** Start **
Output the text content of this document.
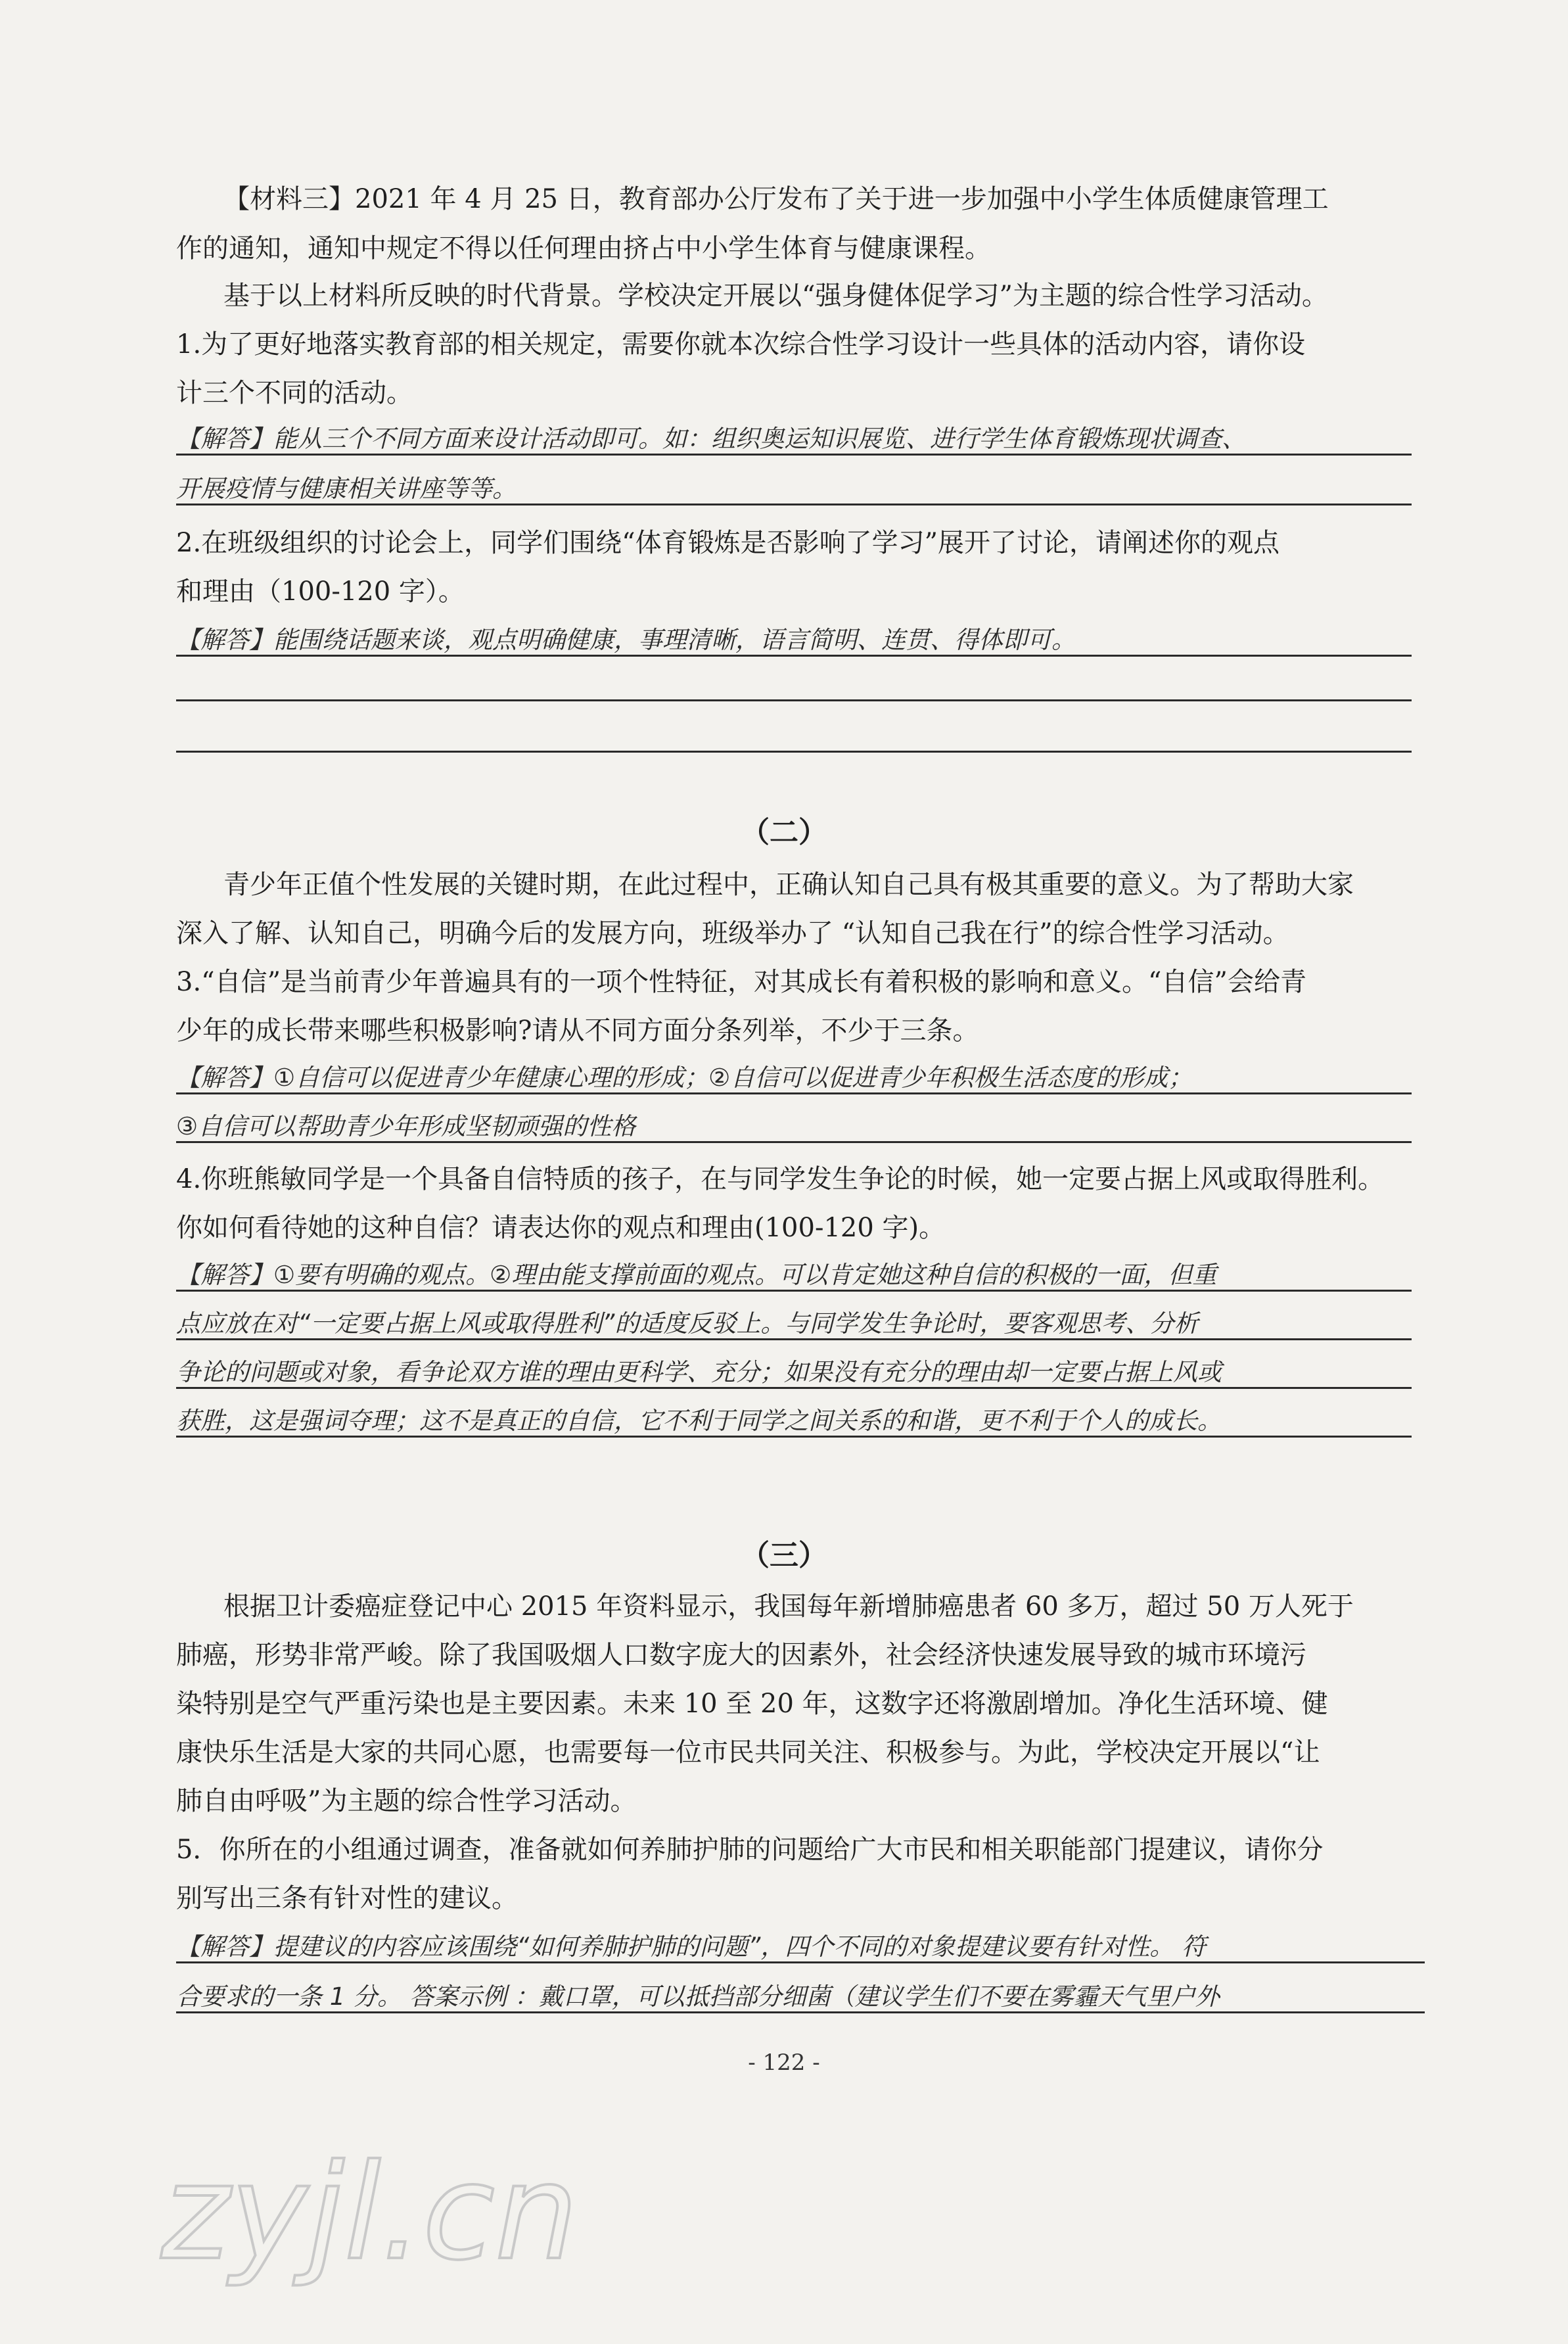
【材料三】2021 年 4 月 25 日，教育部办公厅发布了关于进一步加强中小学生体质健康管理工
作的通知，通知中规定不得以任何理由挤占中小学生体育与健康课程。
基于以上材料所反映的时代背景。学校决定开展以“强身健体促学习”为主题的综合性学习活动。
1.为了更好地落实教育部的相关规定，需要你就本次综合性学习设计一些具体的活动内容，请你设
计三个不同的活动。
【解答】能从三个不同方面来设计活动即可。如：组织奥运知识展览、进行学生体育锻炼现状调查、
开展疫情与健康相关讲座等等。
2.在班级组织的讨论会上，同学们围绕“体育锻炼是否影响了学习”展开了讨论，请阐述你的观点
和理由（100-120 字）。
【解答】能围绕话题来谈，观点明确健康，事理清晰，语言简明、连贯、得体即可。
（二）
青少年正值个性发展的关键时期，在此过程中，正确认知自己具有极其重要的意义。为了帮助大家
深入了解、认知自己，明确今后的发展方向，班级举办了 “认知自己我在行”的综合性学习活动。
3.“自信”是当前青少年普遍具有的一项个性特征，对其成长有着积极的影响和意义。“自信”会给青
少年的成长带来哪些积极影响?请从不同方面分条列举，不少于三条。
【解答】①自信可以促进青少年健康心理的形成；②自信可以促进青少年积极生活态度的形成；
③自信可以帮助青少年形成坚韧顽强的性格
4.你班熊敏同学是一个具备自信特质的孩子，在与同学发生争论的时候，她一定要占据上风或取得胜利。
你如何看待她的这种自信？请表达你的观点和理由(100-120 字)。
【解答】①要有明确的观点。②理由能支撑前面的观点。可以肯定她这种自信的积极的一面，但重
点应放在对“一定要占据上风或取得胜利”的适度反驳上。与同学发生争论时，要客观思考、分析
争论的问题或对象，看争论双方谁的理由更科学、充分；如果没有充分的理由却一定要占据上风或
获胜，这是强词夺理；这不是真正的自信，它不利于同学之间关系的和谐，更不利于个人的成长。
（三）
根据卫计委癌症登记中心 2015 年资料显示，我国每年新增肺癌患者 60 多万，超过 50 万人死于
肺癌，形势非常严峻。除了我国吸烟人口数字庞大的因素外，社会经济快速发展导致的城市环境污
染特别是空气严重污染也是主要因素。未来 10 至 20 年，这数字还将激剧增加。净化生活环境、健
康快乐生活是大家的共同心愿，也需要每一位市民共同关注、积极参与。为此，学校决定开展以“让
肺自由呼吸”为主题的综合性学习活动。
5．你所在的小组通过调查，准备就如何养肺护肺的问题给广大市民和相关职能部门提建议，请你分
别写出三条有针对性的建议。
【解答】提建议的内容应该围绕“如何养肺护肺的问题”，四个不同的对象提建议要有针对性。 符
合要求的一条 1 分。 答案示例 ：戴口罩，可以抵挡部分细菌（建议学生们不要在雾霾天气里户外
- 122 -
zyjl.cn
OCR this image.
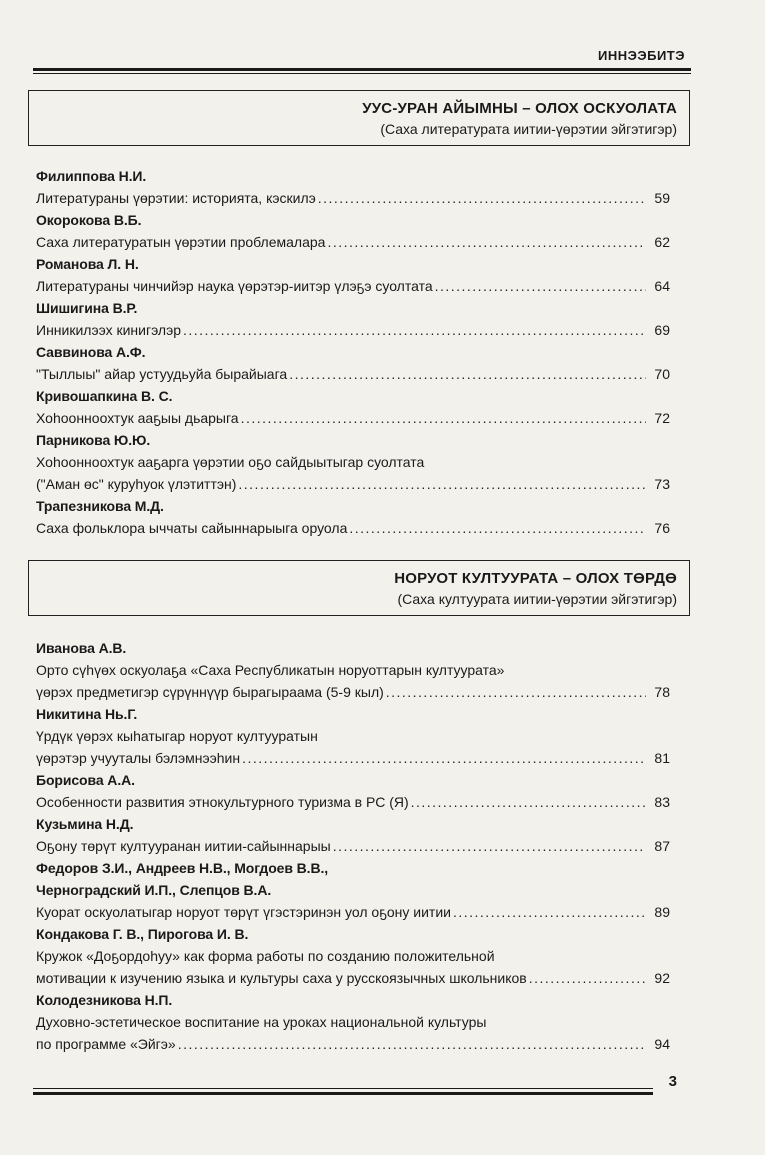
ИННЭЭБИТЭ
УУС-УРАН АЙЫМНЫ – ОЛОХ ОСКУОЛАТА
(Саха литературата иитии-үөрэтии эйгэтигэр)
Филиппова Н.И.
Литератураны үөрэтии: историята, кэскилэ . . .	59
Окорокова В.Б.
Саха литературатын үөрэтии проблемалара . . .	62
Романова Л. Н.
Литератураны чинчийэр наука үөрэтэр-иитэр үлэҕэ суолтата . . .	64
Шишигина В.Р.
Инникилээх кинигэлэр . . .	69
Саввинова А.Ф.
"Тыллыы" айар устуудьуйа бырайыага . . .	70
Кривошапкина В. С.
Хоһоонноохтук ааҕыы дьарыга . . .	72
Парникова Ю.Ю.
Хоһоонноохтук ааҕарга үөрэтии оҕо сайдыытыгар суолтата
("Аман өс" куруһуок үлэтиттэн) . . .	73
Трапезникова М.Д.
Саха фольклора ыччаты сайыннарыыга оруола . . .	76
НОРУОТ КУЛТУУРАТА – ОЛОХ ТӨРДӨ
(Саха култуурата иитии-үөрэтии эйгэтигэр)
Иванова А.В.
Орто сүһүөх оскуолаҕа «Саха Республикатын норуоттарын култуурата»
үөрэх предметигэр сүрүннүүр бырагыраама (5-9 кыл) . . .	78
Никитина Нь.Г.
Үрдүк үөрэх кыһатыгар норуот култууратын
үөрэтэр учууталы бэлэмнээһин . . .	81
Борисова А.А.
Особенности развития этнокультурного туризма в РС (Я) . . .	83
Кузьмина Н.Д.
Оҕону төрүт култууранан иитии-сайыннарыы . . .	87
Федоров З.И., Андреев Н.В., Могдоев В.В.,
Черноградский И.П., Слепцов В.А.
Куорат оскуолатыгар норуот төрүт үгэстэринэн уол оҕону иитии . . .	89
Кондакова Г. В., Пирогова И. В.
Кружок «Доҕордоһуу» как форма работы по созданию положительной
мотивации к изучению языка и культуры саха у русскоязычных школьников . . .	92
Колодезникова Н.П.
Духовно-эстетическое воспитание на уроках национальной культуры
по программе «Эйгэ» . . .	94
3
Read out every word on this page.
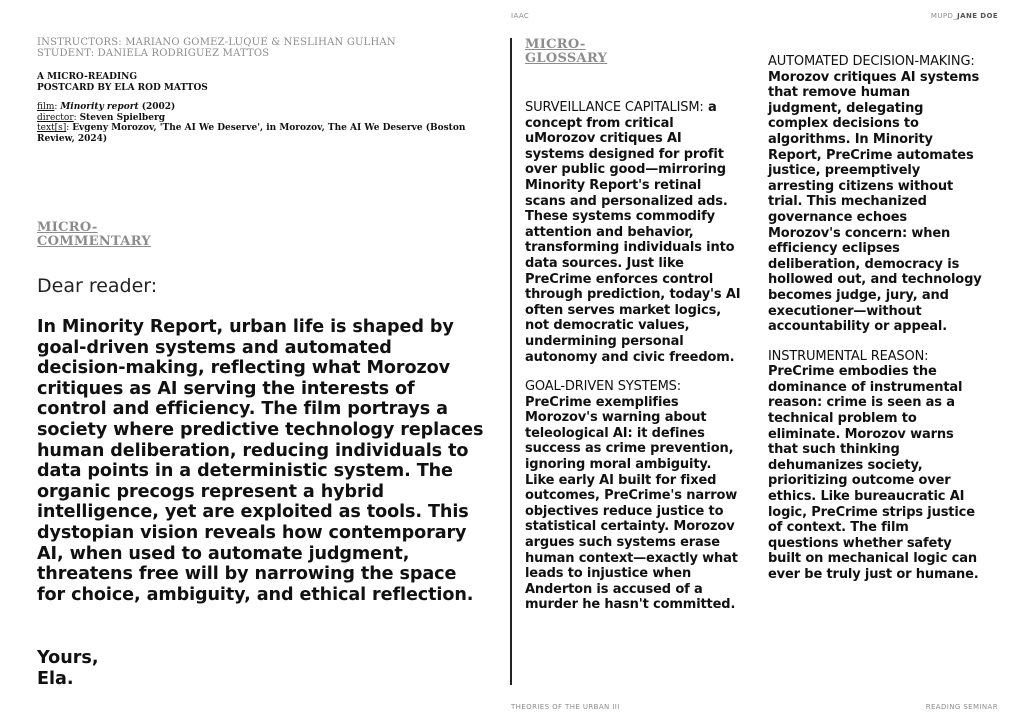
IAAC	MUPD_JANE DOE
INSTRUCTORS: MARIANO GOMEZ-LUQUE & NESLIHAN GULHAN
STUDENT: DANIELA RODRIGUEZ MATTOS
A MICRO-READING
POSTCARD BY ELA ROD MATTOS
film: Minority report (2002)
director: Steven Spielberg
text[s]: Evgeny Morozov, 'The AI We Deserve', in Morozov, The AI We Deserve (Boston Review, 2024)
MICRO-
COMMENTARY
Dear reader:
In Minority Report, urban life is shaped by goal-driven systems and automated decision-making, reflecting what Morozov critiques as AI serving the interests of control and efficiency. The film portrays a society where predictive technology replaces human deliberation, reducing individuals to data points in a deterministic system. The organic precogs represent a hybrid intelligence, yet are exploited as tools. This dystopian vision reveals how contemporary AI, when used to automate judgment, threatens free will by narrowing the space for choice, ambiguity, and ethical reflection.
Yours,
Ela.
MICRO-
GLOSSARY

SURVEILLANCE CAPITALISM: a concept from critical uMorozov critiques AI systems designed for profit over public good—mirroring Minority Report's retinal scans and personalized ads. These systems commodify attention and behavior, transforming individuals into data sources. Just like PreCrime enforces control through prediction, today's AI often serves market logics, not democratic values, undermining personal autonomy and civic freedom.

GOAL-DRIVEN SYSTEMS: PreCrime exemplifies Morozov's warning about teleological AI: it defines success as crime prevention, ignoring moral ambiguity. Like early AI built for fixed outcomes, PreCrime's narrow objectives reduce justice to statistical certainty. Morozov argues such systems erase human context—exactly what leads to injustice when Anderton is accused of a murder he hasn't committed.

AUTOMATED DECISION-MAKING: Morozov critiques AI systems that remove human judgment, delegating complex decisions to algorithms. In Minority Report, PreCrime automates justice, preemptively arresting citizens without trial. This mechanized governance echoes Morozov's concern: when efficiency eclipses deliberation, democracy is hollowed out, and technology becomes judge, jury, and executioner—without accountability or appeal.

INSTRUMENTAL REASON: PreCrime embodies the dominance of instrumental reason: crime is seen as a technical problem to eliminate. Morozov warns that such thinking dehumanizes society, prioritizing outcome over ethics. Like bureaucratic AI logic, PreCrime strips justice of context. The film questions whether safety built on mechanical logic can ever be truly just or humane.

THEORIES OF THE URBAN III	READING SEMINAR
** End **
Repeat the listing in full and exactly. Leave any pictures out.

The solution
Output the text content of this document.
【材料三】2021 年 4 月 25 日，教育部办公厅发布了关于进一步加强中小学生体质健康管理工
作的通知，通知中规定不得以任何理由挤占中小学生体育与健康课程。
基于以上材料所反映的时代背景。学校决定开展以“强身健体促学习”为主题的综合性学习活动。
1.为了更好地落实教育部的相关规定，需要你就本次综合性学习设计一些具体的活动内容，请你设
计三个不同的活动。
【解答】能从三个不同方面来设计活动即可。如：组织奥运知识展览、进行学生体育锻炼现状调查、
开展疫情与健康相关讲座等等。
2.在班级组织的讨论会上，同学们围绕“体育锻炼是否影响了学习”展开了讨论，请阐述你的观点
和理由（100-120 字）。
【解答】能围绕话题来谈，观点明确健康，事理清晰，语言简明、连贯、得体即可。
（二）
青少年正值个性发展的关键时期，在此过程中，正确认知自己具有极其重要的意义。为了帮助大家
深入了解、认知自己，明确今后的发展方向，班级举办了 “认知自己我在行”的综合性学习活动。
3.“自信”是当前青少年普遍具有的一项个性特征，对其成长有着积极的影响和意义。“自信”会给青
少年的成长带来哪些积极影响?请从不同方面分条列举，不少于三条。
【解答】①自信可以促进青少年健康心理的形成；②自信可以促进青少年积极生活态度的形成；
③自信可以帮助青少年形成坚韧顽强的性格
4.你班熊敏同学是一个具备自信特质的孩子，在与同学发生争论的时候，她一定要占据上风或取得胜利。
你如何看待她的这种自信？请表达你的观点和理由(100-120 字)。
【解答】①要有明确的观点。②理由能支撑前面的观点。可以肯定她这种自信的积极的一面，但重
点应放在对“一定要占据上风或取得胜利”的适度反驳上。与同学发生争论时，要客观思考、分析
争论的问题或对象，看争论双方谁的理由更科学、充分；如果没有充分的理由却一定要占据上风或
获胜，这是强词夺理；这不是真正的自信，它不利于同学之间关系的和谐，更不利于个人的成长。
（三）
根据卫计委癌症登记中心 2015 年资料显示，我国每年新增肺癌患者 60 多万，超过 50 万人死于
肺癌，形势非常严峻。除了我国吸烟人口数字庞大的因素外，社会经济快速发展导致的城市环境污
染特别是空气严重污染也是主要因素。未来 10 至 20 年，这数字还将激剧增加。净化生活环境、健
康快乐生活是大家的共同心愿，也需要每一位市民共同关注、积极参与。为此，学校决定开展以“让
肺自由呼吸”为主题的综合性学习活动。
5．你所在的小组通过调查，准备就如何养肺护肺的问题给广大市民和相关职能部门提建议，请你分
别写出三条有针对性的建议。
【解答】提建议的内容应该围绕“如何养肺护肺的问题”，四个不同的对象提建议要有针对性。 符
合要求的一条 1 分。 答案示例 ：戴口罩，可以抵挡部分细菌（建议学生们不要在雾霾天气里户外
- 122 -
zyjl.cn
OCR this image.
ИННЭЭБИТЭ
УУС-УРАН АЙЫМНЫ – ОЛОХ ОСКУОЛАТА
(Саха литературата иитии-үөрэтии эйгэтигэр)
Филиппова Н.И.
Литератураны үөрэтии: историята, кэскилэ . . .	59
Окорокова В.Б.
Саха литературатын үөрэтии проблемалара . . .	62
Романова Л. Н.
Литератураны чинчийэр наука үөрэтэр-иитэр үлэҕэ суолтата . . .	64
Шишигина В.Р.
Инникилээх кинигэлэр . . .	69
Саввинова А.Ф.
"Тыллыы" айар устуудьуйа бырайыага . . .	70
Кривошапкина В. С.
Хоһоонноохтук ааҕыы дьарыга . . .	72
Парникова Ю.Ю.
Хоһоонноохтук ааҕарга үөрэтии оҕо сайдыытыгар суолтата
("Аман өс" куруһуок үлэтиттэн) . . .	73
Трапезникова М.Д.
Саха фольклора ыччаты сайыннарыыга оруола . . .	76
НОРУОТ КУЛТУУРАТА – ОЛОХ ТӨРДӨ
(Саха култуурата иитии-үөрэтии эйгэтигэр)
Иванова А.В.
Орто сүһүөх оскуолаҕа «Саха Республикатын норуоттарын култуурата»
үөрэх предметигэр сүрүннүүр бырагыраама (5-9 кыл) . . .	78
Никитина Нь.Г.
Үрдүк үөрэх кыһатыгар норуот култууратын
үөрэтэр учууталы бэлэмнээһин . . .	81
Борисова А.А.
Особенности развития этнокультурного туризма в РС (Я) . . .	83
Кузьмина Н.Д.
Оҕону төрүт култууранан иитии-сайыннарыы . . .	87
Федоров З.И., Андреев Н.В., Могдоев В.В.,
Черноградский И.П., Слепцов В.А.
Куорат оскуолатыгар норуот төрүт үгэстэринэн уол оҕону иитии . . .	89
Кондакова Г. В., Пирогова И. В.
Кружок «Доҕордоһуу» как форма работы по созданию положительной
мотивации к изучению языка и культуры саха у русскоязычных школьников . . .	92
Колодезникова Н.П.
Духовно-эстетическое воспитание на уроках национальной культуры
по программе «Эйгэ» . . .	94
3
Read out every word on this page.
IAAC	MUPD_JANE DOE
INSTRUCTORS: MARIANO GOMEZ-LUQUE & NESLIHAN GULHAN
STUDENT: DANIELA RODRIGUEZ MATTOS
A MICRO-READING
POSTCARD BY ELA ROD MATTOS
film: Minority report (2002)
director: Steven Spielberg
text[s]: Evgeny Morozov, 'The AI We Deserve', in Morozov, The AI We Deserve (Boston Review, 2024)
MICRO-
COMMENTARY
Dear reader:
In Minority Report, urban life is shaped by goal-driven systems and automated decision-making, reflecting what Morozov critiques as AI serving the interests of control and efficiency. The film portrays a society where predictive technology replaces human deliberation, reducing individuals to data points in a deterministic system. The organic precogs represent a hybrid intelligence, yet are exploited as tools. This dystopian vision reveals how contemporary AI, when used to automate judgment, threatens free will by narrowing the space for choice, ambiguity, and ethical reflection.
Yours,
Ela.
MICRO-
GLOSSARY

SURVEILLANCE CAPITALISM: a concept from critical uMorozov critiques AI systems designed for profit over public good—mirroring Minority Report's retinal scans and personalized ads. These systems commodify attention and behavior, transforming individuals into data sources. Just like PreCrime enforces control through prediction, today's AI often serves market logics, not democratic values, undermining personal autonomy and civic freedom.

GOAL-DRIVEN SYSTEMS: PreCrime exemplifies Morozov's warning about teleological AI: it defines success as crime prevention, ignoring moral ambiguity. Like early AI built for fixed outcomes, PreCrime's narrow objectives reduce justice to statistical certainty. Morozov argues such systems erase human context—exactly what leads to injustice when Anderton is accused of a murder he hasn't committed.

AUTOMATED DECISION-MAKING: Morozov critiques AI systems that remove human judgment, delegating complex decisions to algorithms. In Minority Report, PreCrime automates justice, preemptively arresting citizens without trial. This mechanized governance echoes Morozov's concern: when efficiency eclipses deliberation, democracy is hollowed out, and technology becomes judge, jury, and executioner—without accountability or appeal.

INSTRUMENTAL REASON: PreCrime embodies the dominance of instrumental reason: crime is seen as a technical problem to eliminate. Morozov warns that such thinking dehumanizes society, prioritizing outcome over ethics. Like bureaucratic AI logic, PreCrime strips justice of context. The film questions whether safety built on mechanical logic can ever be truly just or humane.

THEORIES OF THE URBAN III	READING SEMINAR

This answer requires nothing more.